== Written exercise ==
Track down every line below that holds "可调电阻" and copy it.

== Data for the task ==
-.-.-

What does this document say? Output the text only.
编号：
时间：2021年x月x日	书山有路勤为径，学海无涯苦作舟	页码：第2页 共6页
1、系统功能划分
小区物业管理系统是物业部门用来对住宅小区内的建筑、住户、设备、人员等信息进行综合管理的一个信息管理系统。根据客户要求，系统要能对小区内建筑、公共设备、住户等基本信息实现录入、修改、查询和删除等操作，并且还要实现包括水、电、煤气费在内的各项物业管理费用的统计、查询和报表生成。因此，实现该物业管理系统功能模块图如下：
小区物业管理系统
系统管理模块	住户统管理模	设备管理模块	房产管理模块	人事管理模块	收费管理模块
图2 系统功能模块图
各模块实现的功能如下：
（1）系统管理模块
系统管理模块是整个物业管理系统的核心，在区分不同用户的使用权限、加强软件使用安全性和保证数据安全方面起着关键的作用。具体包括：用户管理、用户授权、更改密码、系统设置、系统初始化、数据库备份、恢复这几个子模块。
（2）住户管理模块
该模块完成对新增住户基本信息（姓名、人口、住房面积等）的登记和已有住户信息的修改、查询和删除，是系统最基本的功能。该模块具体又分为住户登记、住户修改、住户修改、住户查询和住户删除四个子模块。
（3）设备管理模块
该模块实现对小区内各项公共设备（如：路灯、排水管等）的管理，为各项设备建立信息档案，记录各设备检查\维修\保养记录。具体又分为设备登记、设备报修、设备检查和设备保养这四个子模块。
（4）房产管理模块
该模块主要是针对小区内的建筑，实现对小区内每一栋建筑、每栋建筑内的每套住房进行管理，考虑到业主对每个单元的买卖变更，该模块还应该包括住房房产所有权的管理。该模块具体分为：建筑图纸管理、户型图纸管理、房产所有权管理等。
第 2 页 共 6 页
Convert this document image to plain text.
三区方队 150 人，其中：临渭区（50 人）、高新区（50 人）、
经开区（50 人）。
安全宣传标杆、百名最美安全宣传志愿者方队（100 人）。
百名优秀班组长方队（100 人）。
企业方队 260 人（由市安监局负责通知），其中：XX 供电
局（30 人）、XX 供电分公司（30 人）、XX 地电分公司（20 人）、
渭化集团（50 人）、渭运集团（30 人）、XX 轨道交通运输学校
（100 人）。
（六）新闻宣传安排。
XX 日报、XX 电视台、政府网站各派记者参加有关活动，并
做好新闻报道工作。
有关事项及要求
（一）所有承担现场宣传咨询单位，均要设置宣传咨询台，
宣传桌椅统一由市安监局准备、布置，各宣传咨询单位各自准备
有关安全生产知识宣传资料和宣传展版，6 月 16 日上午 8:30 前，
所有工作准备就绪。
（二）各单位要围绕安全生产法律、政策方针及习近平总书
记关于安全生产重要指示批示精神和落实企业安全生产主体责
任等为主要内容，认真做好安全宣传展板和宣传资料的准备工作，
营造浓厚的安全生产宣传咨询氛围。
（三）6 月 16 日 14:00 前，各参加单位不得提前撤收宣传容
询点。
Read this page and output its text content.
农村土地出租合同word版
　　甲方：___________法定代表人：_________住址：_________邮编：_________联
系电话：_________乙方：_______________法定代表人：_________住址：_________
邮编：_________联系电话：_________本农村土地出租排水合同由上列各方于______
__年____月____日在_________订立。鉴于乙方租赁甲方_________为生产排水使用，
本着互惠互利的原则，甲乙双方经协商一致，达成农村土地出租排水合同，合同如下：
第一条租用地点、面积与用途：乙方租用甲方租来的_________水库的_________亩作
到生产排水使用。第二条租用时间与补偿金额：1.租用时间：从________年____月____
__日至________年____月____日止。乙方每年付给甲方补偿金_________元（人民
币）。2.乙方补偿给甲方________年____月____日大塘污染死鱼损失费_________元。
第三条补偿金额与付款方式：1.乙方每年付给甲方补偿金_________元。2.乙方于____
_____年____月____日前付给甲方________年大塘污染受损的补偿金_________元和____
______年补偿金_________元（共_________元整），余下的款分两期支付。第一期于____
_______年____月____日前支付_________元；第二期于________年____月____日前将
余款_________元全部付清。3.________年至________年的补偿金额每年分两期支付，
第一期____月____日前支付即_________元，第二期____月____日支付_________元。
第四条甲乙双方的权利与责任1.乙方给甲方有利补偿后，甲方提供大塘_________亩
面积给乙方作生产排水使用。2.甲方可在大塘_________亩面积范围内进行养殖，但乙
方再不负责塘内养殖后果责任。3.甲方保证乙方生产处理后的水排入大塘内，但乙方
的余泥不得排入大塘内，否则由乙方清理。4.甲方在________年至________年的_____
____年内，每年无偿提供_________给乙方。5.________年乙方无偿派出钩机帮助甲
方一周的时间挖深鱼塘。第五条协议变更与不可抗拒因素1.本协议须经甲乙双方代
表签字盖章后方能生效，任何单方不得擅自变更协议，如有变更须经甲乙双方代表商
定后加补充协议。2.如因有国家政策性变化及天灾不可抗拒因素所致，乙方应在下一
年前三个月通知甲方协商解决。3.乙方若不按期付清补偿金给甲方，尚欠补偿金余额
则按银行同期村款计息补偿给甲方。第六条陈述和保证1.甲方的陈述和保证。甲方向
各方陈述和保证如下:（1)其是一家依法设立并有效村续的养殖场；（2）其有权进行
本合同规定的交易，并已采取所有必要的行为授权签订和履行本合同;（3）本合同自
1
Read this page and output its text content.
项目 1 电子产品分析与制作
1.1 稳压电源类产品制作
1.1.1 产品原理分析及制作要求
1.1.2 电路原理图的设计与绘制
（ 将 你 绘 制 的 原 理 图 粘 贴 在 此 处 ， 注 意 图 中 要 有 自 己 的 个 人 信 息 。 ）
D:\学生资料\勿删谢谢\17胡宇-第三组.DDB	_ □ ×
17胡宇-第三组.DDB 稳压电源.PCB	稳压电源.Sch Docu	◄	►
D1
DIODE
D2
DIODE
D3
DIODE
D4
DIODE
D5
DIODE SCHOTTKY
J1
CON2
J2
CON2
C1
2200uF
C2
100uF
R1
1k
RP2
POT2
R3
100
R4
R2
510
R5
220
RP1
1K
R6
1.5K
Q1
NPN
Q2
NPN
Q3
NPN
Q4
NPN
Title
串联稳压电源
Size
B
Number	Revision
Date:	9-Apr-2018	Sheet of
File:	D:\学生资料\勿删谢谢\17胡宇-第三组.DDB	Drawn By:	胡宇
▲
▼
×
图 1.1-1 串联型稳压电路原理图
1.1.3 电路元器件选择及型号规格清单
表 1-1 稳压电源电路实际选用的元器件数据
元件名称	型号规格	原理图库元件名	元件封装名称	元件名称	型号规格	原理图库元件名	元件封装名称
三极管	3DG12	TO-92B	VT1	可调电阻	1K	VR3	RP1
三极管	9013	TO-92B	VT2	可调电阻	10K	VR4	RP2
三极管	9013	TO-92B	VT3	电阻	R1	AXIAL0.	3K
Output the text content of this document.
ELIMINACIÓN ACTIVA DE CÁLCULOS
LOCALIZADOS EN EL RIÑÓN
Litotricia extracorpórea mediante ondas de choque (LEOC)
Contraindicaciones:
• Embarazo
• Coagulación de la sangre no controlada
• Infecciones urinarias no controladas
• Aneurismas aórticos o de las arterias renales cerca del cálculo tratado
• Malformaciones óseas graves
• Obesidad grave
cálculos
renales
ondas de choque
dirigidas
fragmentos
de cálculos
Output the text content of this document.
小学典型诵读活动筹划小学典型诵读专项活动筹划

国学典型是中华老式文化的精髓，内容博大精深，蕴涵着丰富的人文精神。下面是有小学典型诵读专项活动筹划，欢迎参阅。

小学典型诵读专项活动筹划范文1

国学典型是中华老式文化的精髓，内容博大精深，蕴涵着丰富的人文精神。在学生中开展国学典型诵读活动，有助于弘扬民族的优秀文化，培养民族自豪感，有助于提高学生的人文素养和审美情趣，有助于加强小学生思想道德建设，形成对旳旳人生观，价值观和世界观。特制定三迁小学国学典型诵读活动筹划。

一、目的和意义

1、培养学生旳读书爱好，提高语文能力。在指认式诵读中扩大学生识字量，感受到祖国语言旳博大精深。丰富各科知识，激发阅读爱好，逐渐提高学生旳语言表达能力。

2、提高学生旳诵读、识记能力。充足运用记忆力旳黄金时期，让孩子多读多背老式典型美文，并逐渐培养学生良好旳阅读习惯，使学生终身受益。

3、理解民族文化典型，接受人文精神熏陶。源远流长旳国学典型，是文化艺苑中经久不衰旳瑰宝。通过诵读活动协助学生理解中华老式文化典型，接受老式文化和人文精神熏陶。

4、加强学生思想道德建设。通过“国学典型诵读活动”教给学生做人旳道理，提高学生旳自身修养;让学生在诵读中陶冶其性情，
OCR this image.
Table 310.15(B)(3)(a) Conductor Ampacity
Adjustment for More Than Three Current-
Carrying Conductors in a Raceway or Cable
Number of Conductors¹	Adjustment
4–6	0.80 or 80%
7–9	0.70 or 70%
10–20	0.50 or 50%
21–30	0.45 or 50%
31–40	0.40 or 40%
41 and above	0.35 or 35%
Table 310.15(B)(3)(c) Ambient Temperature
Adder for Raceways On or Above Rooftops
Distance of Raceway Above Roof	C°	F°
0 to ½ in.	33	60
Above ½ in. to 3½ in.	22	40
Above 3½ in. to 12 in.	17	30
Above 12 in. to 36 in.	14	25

-.-.-

== Answer for the task ==
三极管	3DG12	TO-92B	VT1	可调电阻	1K	VR3	RP1
三极管	9013	TO-92B	VT2	可调电阻	10K	VR4	RP2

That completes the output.